- **Description of the task**
Retype all the records with nothing changed.

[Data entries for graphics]
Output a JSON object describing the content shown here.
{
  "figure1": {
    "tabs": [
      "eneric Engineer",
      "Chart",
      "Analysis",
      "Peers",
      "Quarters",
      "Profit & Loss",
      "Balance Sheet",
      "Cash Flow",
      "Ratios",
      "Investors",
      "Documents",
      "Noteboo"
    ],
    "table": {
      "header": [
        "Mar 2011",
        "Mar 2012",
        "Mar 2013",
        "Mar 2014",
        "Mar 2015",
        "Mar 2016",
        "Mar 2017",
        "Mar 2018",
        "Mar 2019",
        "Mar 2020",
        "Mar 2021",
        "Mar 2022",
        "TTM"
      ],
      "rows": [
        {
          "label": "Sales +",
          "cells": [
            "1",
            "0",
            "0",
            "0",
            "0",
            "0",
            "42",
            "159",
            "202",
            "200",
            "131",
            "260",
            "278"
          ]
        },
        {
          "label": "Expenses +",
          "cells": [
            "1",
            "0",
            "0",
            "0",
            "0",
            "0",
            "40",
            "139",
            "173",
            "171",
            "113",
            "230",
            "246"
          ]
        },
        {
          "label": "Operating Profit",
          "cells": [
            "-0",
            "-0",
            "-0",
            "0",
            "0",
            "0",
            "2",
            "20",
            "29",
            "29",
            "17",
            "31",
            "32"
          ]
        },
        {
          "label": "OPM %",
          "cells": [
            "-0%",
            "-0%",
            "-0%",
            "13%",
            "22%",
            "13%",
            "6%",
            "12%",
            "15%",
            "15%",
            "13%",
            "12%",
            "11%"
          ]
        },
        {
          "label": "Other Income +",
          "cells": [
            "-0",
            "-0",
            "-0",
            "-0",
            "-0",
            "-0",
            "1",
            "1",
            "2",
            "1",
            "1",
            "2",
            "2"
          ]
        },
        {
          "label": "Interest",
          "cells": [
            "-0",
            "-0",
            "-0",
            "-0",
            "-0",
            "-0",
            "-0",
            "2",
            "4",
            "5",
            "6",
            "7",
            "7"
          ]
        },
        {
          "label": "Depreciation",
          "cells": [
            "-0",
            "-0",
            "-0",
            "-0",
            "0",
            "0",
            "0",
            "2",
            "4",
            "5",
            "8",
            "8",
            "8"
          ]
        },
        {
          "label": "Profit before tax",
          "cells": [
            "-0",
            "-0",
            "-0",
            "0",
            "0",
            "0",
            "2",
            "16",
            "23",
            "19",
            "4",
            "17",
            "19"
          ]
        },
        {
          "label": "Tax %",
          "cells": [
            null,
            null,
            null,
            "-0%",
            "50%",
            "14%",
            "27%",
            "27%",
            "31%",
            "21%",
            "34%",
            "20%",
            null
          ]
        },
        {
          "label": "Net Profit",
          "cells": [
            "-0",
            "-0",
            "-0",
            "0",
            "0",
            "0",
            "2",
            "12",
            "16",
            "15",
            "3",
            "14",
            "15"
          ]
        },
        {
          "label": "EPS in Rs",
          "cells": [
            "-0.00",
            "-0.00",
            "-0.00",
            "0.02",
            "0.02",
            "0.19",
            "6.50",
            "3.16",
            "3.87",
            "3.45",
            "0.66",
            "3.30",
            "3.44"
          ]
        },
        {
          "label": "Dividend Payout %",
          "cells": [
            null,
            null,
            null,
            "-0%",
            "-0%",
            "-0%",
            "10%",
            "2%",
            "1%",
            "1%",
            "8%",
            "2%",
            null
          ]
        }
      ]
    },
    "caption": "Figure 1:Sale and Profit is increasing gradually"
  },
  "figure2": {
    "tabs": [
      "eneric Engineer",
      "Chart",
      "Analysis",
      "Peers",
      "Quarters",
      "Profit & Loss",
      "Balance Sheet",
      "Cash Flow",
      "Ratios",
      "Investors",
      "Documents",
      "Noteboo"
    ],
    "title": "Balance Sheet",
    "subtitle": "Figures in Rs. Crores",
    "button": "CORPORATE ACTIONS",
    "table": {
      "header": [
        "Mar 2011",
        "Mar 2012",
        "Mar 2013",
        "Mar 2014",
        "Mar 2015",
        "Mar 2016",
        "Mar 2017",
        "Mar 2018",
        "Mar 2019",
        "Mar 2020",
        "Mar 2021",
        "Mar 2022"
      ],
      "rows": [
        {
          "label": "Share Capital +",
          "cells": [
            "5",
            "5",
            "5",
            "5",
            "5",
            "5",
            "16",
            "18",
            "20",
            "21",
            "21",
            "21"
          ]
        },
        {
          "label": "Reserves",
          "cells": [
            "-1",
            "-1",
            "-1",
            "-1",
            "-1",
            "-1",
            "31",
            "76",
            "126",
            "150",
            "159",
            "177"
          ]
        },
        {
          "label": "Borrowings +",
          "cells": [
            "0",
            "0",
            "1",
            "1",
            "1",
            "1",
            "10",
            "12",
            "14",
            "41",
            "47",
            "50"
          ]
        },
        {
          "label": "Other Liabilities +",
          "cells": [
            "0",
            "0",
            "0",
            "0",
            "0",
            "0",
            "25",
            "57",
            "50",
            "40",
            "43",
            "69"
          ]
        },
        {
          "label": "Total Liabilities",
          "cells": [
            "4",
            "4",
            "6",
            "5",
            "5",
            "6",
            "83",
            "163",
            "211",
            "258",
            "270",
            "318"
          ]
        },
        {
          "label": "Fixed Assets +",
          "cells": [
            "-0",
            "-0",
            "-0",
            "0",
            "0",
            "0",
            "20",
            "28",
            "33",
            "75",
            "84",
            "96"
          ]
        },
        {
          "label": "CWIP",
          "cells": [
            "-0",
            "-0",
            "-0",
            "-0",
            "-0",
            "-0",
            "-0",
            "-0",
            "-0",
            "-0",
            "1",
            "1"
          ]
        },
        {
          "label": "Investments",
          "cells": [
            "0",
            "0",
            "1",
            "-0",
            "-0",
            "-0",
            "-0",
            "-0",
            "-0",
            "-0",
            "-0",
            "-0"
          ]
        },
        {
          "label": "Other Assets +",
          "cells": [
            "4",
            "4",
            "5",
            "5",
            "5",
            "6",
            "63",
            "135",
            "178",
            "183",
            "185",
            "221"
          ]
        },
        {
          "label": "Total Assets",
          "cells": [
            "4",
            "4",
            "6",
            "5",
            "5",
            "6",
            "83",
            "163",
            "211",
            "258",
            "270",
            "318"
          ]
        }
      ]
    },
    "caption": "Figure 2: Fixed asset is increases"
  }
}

- **Response to the task**
Output a JSON object describing the content shown here.
{
  "figure1": {
    "tabs": [
      "eneric Engineer",
      "Chart",
      "Analysis",
      "Peers",
      "Quarters",
      "Profit & Loss",
      "Balance Sheet",
      "Cash Flow",
      "Ratios",
      "Investors",
      "Documents",
      "Noteboo"
    ],
    "table": {
      "header": [
        "Mar 2011",
        "Mar 2012",
        "Mar 2013",
        "Mar 2014",
        "Mar 2015",
        "Mar 2016",
        "Mar 2017",
        "Mar 2018",
        "Mar 2019",
        "Mar 2020",
        "Mar 2021",
        "Mar 2022",
        "TTM"
      ],
      "rows": [
        {
          "label": "Sales +",
          "cells": [
            "1",
            "0",
            "0",
            "0",
            "0",
            "0",
            "42",
            "159",
            "202",
            "200",
            "131",
            "260",
            "278"
          ]
        },
        {
          "label": "Expenses +",
          "cells": [
            "1",
            "0",
            "0",
            "0",
            "0",
            "0",
            "40",
            "139",
            "173",
            "171",
            "113",
            "230",
            "246"
          ]
        },
        {
          "label": "Operating Profit",
          "cells": [
            "-0",
            "-0",
            "-0",
            "0",
            "0",
            "0",
            "2",
            "20",
            "29",
            "29",
            "17",
            "31",
            "32"
          ]
        },
        {
          "label": "OPM %",
          "cells": [
            "-0%",
            "-0%",
            "-0%",
            "13%",
            "22%",
            "13%",
            "6%",
            "12%",
            "15%",
            "15%",
            "13%",
            "12%",
            "11%"
          ]
        },
        {
          "label": "Other Income +",
          "cells": [
            "-0",
            "-0",
            "-0",
            "-0",
            "-0",
            "-0",
            "1",
            "1",
            "2",
            "1",
            "1",
            "2",
            "2"
          ]
        },
        {
          "label": "Interest",
          "cells": [
            "-0",
            "-0",
            "-0",
            "-0",
            "-0",
            "-0",
            "-0",
            "2",
            "4",
            "5",
            "6",
            "7",
            "7"
          ]
        },
        {
          "label": "Depreciation",
          "cells": [
            "-0",
            "-0",
            "-0",
            "-0",
            "0",
            "0",
            "0",
            "2",
            "4",
            "5",
            "8",
            "8",
            "8"
          ]
        },
        {
          "label": "Profit before tax",
          "cells": [
            "-0",
            "-0",
            "-0",
            "0",
            "0",
            "0",
            "2",
            "16",
            "23",
            "19",
            "4",
            "17",
            "19"
          ]
        },
        {
          "label": "Tax %",
          "cells": [
            null,
            null,
            null,
            "-0%",
            "50%",
            "14%",
            "27%",
            "27%",
            "31%",
            "21%",
            "34%",
            "20%",
            null
          ]
        },
        {
          "label": "Net Profit",
          "cells": [
            "-0",
            "-0",
            "-0",
            "0",
            "0",
            "0",
            "2",
            "12",
            "16",
            "15",
            "3",
            "14",
            "15"
          ]
        },
        {
          "label": "EPS in Rs",
          "cells": [
            "-0.00",
            "-0.00",
            "-0.00",
            "0.02",
            "0.02",
            "0.19",
            "6.50",
            "3.16",
            "3.87",
            "3.45",
            "0.66",
            "3.30",
            "3.44"
          ]
        },
        {
          "label": "Dividend Payout %",
          "cells": [
            null,
            null,
            null,
            "-0%",
            "-0%",
            "-0%",
            "10%",
            "2%",
            "1%",
            "1%",
            "8%",
            "2%",
            null
          ]
        }
      ]
    },
    "caption": "Figure 1:Sale and Profit is increasing gradually"
  },
  "figure2": {
    "tabs": [
      "eneric Engineer",
      "Chart",
      "Analysis",
      "Peers",
      "Quarters",
      "Profit & Loss",
      "Balance Sheet",
      "Cash Flow",
      "Ratios",
      "Investors",
      "Documents",
      "Noteboo"
    ],
    "title": "Balance Sheet",
    "subtitle": "Figures in Rs. Crores",
    "button": "CORPORATE ACTIONS",
    "table": {
      "header": [
        "Mar 2011",
        "Mar 2012",
        "Mar 2013",
        "Mar 2014",
        "Mar 2015",
        "Mar 2016",
        "Mar 2017",
        "Mar 2018",
        "Mar 2019",
        "Mar 2020",
        "Mar 2021",
        "Mar 2022"
      ],
      "rows": [
        {
          "label": "Share Capital +",
          "cells": [
            "5",
            "5",
            "5",
            "5",
            "5",
            "5",
            "16",
            "18",
            "20",
            "21",
            "21",
            "21"
          ]
        },
        {
          "label": "Reserves",
          "cells": [
            "-1",
            "-1",
            "-1",
            "-1",
            "-1",
            "-1",
            "31",
            "76",
            "126",
            "150",
            "159",
            "177"
          ]
        },
        {
          "label": "Borrowings +",
          "cells": [
            "0",
            "0",
            "1",
            "1",
            "1",
            "1",
            "10",
            "12",
            "14",
            "41",
            "47",
            "50"
          ]
        },
        {
          "label": "Other Liabilities +",
          "cells": [
            "0",
            "0",
            "0",
            "0",
            "0",
            "0",
            "25",
            "57",
            "50",
            "40",
            "43",
            "69"
          ]
        },
        {
          "label": "Total Liabilities",
          "cells": [
            "4",
            "4",
            "6",
            "5",
            "5",
            "6",
            "83",
            "163",
            "211",
            "258",
            "270",
            "318"
          ]
        },
        {
          "label": "Fixed Assets +",
          "cells": [
            "-0",
            "-0",
            "-0",
            "0",
            "0",
            "0",
            "20",
            "28",
            "33",
            "75",
            "84",
            "96"
          ]
        },
        {
          "label": "CWIP",
          "cells": [
            "-0",
            "-0",
            "-0",
            "-0",
            "-0",
            "-0",
            "-0",
            "-0",
            "-0",
            "-0",
            "1",
            "1"
          ]
        },
        {
          "label": "Investments",
          "cells": [
            "0",
            "0",
            "1",
            "-0",
            "-0",
            "-0",
            "-0",
            "-0",
            "-0",
            "-0",
            "-0",
            "-0"
          ]
        },
        {
          "label": "Other Assets +",
          "cells": [
            "4",
            "4",
            "5",
            "5",
            "5",
            "6",
            "63",
            "135",
            "178",
            "183",
            "185",
            "221"
          ]
        },
        {
          "label": "Total Assets",
          "cells": [
            "4",
            "4",
            "6",
            "5",
            "5",
            "6",
            "83",
            "163",
            "211",
            "258",
            "270",
            "318"
          ]
        }
      ]
    },
    "caption": "Figure 2: Fixed asset is increases"
  }
}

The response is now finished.